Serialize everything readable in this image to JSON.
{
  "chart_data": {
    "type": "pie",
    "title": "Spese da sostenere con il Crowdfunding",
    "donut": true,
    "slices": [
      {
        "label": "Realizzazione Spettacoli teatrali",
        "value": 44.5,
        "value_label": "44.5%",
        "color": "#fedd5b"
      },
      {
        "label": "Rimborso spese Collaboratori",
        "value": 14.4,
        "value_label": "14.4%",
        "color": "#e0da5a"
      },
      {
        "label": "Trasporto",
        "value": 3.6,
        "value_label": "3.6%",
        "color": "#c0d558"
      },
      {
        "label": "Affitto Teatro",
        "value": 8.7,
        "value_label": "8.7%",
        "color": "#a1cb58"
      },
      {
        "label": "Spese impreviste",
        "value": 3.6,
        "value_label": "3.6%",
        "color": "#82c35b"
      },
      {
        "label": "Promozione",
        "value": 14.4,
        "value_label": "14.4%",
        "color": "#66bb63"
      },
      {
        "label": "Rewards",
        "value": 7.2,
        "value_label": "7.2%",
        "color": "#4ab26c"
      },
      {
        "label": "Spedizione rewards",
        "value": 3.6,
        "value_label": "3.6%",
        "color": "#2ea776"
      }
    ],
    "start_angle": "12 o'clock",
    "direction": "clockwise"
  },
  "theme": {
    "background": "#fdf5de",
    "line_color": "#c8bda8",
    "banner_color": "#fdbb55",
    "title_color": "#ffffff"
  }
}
━━━━━━━━━━━━━━━━
Task to carry out:
All of the entries should be written out again exactly.

Answer to this task:
Serialize everything readable in this image to JSON.
{
  "chart_data": {
    "type": "pie",
    "title": "Spese da sostenere con il Crowdfunding",
    "donut": true,
    "slices": [
      {
        "label": "Realizzazione Spettacoli teatrali",
        "value": 44.5,
        "value_label": "44.5%",
        "color": "#fedd5b"
      },
      {
        "label": "Rimborso spese Collaboratori",
        "value": 14.4,
        "value_label": "14.4%",
        "color": "#e0da5a"
      },
      {
        "label": "Trasporto",
        "value": 3.6,
        "value_label": "3.6%",
        "color": "#c0d558"
      },
      {
        "label": "Affitto Teatro",
        "value": 8.7,
        "value_label": "8.7%",
        "color": "#a1cb58"
      },
      {
        "label": "Spese impreviste",
        "value": 3.6,
        "value_label": "3.6%",
        "color": "#82c35b"
      },
      {
        "label": "Promozione",
        "value": 14.4,
        "value_label": "14.4%",
        "color": "#66bb63"
      },
      {
        "label": "Rewards",
        "value": 7.2,
        "value_label": "7.2%",
        "color": "#4ab26c"
      },
      {
        "label": "Spedizione rewards",
        "value": 3.6,
        "value_label": "3.6%",
        "color": "#2ea776"
      }
    ],
    "start_angle": "12 o'clock",
    "direction": "clockwise"
  },
  "theme": {
    "background": "#fdf5de",
    "line_color": "#c8bda8",
    "banner_color": "#fdbb55",
    "title_color": "#ffffff"
  }
}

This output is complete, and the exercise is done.